#### What the task asks:
From the entries that follow, pick out all lines holding "will".

Saved entries
>>>>>

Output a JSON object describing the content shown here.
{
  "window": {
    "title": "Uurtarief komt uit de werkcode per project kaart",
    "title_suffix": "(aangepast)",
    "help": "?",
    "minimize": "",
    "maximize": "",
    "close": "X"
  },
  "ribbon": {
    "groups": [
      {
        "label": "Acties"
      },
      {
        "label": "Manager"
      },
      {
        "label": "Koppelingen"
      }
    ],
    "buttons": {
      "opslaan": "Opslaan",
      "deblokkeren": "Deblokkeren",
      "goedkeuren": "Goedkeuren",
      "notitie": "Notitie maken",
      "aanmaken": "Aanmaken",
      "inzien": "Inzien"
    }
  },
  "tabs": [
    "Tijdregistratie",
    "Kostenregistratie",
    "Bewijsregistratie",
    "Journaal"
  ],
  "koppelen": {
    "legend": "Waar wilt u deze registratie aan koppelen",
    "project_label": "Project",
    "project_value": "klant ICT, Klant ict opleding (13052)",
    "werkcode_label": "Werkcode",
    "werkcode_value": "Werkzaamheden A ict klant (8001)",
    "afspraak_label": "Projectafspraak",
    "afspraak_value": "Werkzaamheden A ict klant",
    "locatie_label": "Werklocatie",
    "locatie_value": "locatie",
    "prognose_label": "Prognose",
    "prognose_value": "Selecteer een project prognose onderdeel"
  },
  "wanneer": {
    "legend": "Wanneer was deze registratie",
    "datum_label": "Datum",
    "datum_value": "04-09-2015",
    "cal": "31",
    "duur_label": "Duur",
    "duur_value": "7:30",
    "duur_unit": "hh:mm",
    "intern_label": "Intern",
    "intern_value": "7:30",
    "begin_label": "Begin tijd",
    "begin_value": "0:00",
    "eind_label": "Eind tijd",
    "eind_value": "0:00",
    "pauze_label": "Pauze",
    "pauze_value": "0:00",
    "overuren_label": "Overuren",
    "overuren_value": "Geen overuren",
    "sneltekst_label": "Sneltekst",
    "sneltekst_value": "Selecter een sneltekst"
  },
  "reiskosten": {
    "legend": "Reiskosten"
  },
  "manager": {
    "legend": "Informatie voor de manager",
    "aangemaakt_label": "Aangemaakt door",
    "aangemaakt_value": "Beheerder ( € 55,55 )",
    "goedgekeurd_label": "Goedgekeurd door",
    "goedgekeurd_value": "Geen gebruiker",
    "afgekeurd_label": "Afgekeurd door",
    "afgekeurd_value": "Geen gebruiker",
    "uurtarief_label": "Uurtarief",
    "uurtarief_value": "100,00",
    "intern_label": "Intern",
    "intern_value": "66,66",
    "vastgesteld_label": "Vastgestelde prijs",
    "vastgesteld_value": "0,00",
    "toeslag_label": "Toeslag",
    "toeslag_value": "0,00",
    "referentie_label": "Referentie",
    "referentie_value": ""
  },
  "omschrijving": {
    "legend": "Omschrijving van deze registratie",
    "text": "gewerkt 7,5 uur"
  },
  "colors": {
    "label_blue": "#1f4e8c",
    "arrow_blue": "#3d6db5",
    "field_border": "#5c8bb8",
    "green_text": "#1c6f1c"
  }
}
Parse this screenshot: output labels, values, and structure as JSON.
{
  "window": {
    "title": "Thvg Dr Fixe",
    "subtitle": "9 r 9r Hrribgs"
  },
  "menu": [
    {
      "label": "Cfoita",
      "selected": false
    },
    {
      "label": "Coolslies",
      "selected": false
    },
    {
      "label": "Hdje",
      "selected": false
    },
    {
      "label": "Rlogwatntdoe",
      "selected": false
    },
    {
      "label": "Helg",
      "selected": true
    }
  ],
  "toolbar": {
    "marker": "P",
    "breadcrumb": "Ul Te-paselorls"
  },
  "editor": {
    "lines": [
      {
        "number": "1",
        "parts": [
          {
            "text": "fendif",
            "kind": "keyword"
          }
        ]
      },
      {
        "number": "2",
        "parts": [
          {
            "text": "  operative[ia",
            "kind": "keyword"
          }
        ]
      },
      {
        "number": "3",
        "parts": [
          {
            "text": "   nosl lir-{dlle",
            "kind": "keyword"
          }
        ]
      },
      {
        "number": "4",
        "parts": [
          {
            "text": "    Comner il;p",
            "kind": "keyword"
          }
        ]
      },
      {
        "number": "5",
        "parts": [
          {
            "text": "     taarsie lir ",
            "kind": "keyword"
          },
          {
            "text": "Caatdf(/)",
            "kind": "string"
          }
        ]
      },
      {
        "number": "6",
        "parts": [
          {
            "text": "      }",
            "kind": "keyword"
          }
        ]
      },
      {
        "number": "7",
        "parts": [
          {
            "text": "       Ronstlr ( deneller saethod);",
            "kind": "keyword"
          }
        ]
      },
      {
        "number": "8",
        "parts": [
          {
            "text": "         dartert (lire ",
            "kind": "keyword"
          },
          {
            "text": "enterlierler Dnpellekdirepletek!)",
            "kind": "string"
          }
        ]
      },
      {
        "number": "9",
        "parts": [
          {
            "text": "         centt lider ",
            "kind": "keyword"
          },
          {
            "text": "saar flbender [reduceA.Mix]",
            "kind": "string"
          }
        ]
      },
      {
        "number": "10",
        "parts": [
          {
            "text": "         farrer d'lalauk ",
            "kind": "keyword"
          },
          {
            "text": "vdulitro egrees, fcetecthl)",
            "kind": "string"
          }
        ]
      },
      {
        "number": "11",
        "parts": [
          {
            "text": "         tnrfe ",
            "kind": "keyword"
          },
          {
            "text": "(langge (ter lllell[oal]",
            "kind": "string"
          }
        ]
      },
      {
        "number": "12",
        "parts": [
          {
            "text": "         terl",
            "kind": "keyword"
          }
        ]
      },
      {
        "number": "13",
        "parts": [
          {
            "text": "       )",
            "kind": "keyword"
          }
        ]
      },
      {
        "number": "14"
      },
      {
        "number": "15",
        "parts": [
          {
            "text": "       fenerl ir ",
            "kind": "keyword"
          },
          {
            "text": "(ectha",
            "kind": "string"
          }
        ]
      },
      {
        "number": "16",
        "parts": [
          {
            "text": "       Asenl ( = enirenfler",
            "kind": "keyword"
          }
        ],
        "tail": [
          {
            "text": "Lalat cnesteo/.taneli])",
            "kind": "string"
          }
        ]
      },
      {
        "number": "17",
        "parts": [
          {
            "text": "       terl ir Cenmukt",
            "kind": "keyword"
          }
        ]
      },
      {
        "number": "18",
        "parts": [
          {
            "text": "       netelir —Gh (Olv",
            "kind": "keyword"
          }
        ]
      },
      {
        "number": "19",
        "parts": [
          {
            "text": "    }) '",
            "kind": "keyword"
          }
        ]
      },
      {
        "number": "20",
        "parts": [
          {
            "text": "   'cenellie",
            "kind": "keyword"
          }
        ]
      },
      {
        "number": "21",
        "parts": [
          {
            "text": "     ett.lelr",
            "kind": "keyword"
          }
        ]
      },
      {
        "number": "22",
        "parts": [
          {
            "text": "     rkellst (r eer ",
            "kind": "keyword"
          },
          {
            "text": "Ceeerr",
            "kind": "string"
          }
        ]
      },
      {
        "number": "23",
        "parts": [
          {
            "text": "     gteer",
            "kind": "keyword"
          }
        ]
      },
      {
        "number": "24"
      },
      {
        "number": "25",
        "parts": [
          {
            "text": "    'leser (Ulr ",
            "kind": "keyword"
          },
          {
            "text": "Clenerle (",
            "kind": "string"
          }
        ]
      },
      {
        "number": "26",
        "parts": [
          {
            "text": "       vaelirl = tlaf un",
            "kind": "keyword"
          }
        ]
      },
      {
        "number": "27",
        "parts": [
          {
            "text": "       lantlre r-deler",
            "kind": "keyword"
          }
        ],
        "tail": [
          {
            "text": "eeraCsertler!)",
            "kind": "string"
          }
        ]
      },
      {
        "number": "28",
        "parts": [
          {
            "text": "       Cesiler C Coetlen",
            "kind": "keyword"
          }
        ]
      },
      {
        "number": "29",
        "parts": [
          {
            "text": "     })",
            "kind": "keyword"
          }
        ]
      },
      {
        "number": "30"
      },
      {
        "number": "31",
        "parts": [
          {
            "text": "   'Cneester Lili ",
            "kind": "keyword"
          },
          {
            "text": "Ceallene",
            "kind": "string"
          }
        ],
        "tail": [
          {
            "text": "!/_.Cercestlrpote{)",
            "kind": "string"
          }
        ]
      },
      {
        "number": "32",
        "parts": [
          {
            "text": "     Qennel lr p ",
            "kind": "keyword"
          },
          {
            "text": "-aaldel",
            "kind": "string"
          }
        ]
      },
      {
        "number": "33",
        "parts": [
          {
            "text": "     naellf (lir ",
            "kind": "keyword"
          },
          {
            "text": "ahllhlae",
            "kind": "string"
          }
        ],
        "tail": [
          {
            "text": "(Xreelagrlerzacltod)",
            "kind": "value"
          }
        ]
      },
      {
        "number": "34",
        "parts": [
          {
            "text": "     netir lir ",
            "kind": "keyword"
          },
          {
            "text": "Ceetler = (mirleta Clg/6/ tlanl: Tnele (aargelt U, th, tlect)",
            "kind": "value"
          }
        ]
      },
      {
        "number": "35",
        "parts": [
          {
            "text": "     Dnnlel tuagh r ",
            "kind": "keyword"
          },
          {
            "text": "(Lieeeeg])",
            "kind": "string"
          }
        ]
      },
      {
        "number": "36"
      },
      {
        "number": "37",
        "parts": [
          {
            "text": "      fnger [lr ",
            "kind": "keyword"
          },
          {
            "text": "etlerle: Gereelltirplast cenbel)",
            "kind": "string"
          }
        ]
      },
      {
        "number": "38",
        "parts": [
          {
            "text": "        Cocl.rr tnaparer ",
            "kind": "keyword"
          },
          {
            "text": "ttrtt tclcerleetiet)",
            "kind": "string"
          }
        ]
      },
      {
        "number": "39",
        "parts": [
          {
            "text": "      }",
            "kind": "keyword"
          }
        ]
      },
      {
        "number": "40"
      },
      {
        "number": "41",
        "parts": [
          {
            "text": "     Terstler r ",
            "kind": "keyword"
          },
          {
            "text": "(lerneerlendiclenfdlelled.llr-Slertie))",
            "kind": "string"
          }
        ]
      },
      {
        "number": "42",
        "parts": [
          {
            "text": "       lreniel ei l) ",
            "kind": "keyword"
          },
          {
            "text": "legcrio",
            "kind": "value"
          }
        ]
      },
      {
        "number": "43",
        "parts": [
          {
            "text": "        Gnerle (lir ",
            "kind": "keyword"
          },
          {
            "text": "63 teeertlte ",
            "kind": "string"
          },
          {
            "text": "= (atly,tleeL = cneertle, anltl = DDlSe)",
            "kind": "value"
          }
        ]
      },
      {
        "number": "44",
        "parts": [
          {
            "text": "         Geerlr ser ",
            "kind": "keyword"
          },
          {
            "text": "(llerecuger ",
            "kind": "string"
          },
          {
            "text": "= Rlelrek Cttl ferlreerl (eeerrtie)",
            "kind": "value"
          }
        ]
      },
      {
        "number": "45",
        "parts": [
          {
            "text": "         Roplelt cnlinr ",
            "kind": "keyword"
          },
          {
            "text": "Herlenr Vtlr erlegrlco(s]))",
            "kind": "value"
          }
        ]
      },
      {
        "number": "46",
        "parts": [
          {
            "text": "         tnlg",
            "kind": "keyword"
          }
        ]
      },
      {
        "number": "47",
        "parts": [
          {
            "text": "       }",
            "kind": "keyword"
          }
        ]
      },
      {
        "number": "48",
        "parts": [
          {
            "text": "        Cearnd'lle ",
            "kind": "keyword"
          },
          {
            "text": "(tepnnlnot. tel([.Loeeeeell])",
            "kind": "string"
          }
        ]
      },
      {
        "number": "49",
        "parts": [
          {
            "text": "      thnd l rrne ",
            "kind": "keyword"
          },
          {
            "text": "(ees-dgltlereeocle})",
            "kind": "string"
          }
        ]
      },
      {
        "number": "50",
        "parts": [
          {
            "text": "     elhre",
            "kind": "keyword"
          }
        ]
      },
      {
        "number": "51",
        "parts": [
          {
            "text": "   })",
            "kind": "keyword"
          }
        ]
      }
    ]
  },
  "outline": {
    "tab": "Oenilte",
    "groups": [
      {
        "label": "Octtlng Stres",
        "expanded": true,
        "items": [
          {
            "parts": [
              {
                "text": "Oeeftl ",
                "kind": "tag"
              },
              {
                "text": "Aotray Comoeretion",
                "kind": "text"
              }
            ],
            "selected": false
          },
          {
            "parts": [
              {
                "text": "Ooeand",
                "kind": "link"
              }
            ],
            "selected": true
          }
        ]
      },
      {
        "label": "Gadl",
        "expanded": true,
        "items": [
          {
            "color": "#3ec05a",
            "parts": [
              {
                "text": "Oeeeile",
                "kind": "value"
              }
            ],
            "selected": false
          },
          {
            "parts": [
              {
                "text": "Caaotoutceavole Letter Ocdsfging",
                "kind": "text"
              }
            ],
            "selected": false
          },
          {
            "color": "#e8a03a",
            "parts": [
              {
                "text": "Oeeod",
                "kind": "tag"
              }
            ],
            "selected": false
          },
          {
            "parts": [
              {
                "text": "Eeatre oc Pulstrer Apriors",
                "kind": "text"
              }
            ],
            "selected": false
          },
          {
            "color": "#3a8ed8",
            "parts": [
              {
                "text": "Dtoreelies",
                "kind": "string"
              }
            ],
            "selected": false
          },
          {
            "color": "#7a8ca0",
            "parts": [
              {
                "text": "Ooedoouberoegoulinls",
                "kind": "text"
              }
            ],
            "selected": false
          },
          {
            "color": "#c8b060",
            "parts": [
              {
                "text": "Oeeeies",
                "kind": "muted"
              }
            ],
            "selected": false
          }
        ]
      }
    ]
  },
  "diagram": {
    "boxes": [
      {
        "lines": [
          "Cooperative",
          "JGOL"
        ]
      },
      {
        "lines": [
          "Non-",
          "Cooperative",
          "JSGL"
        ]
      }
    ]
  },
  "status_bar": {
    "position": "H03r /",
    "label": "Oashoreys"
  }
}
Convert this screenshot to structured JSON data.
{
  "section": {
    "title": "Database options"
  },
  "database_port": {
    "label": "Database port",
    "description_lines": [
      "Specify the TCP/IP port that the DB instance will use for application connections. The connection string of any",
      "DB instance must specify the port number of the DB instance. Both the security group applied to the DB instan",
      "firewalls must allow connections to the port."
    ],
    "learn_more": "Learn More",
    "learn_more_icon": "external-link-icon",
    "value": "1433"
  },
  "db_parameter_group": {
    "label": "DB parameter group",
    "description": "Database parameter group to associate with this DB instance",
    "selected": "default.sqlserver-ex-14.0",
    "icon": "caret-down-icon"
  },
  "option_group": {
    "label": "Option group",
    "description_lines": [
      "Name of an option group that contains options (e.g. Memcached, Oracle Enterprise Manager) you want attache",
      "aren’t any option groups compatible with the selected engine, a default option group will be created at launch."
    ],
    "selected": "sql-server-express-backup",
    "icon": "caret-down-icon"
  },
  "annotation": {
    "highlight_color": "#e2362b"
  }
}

<<<<<

#### Output below:
      "Specify the TCP/IP port that the DB instance will use for application connections. The connection string of any",
      "aren’t any option groups compatible with the selected engine, a default option group will be created at launch."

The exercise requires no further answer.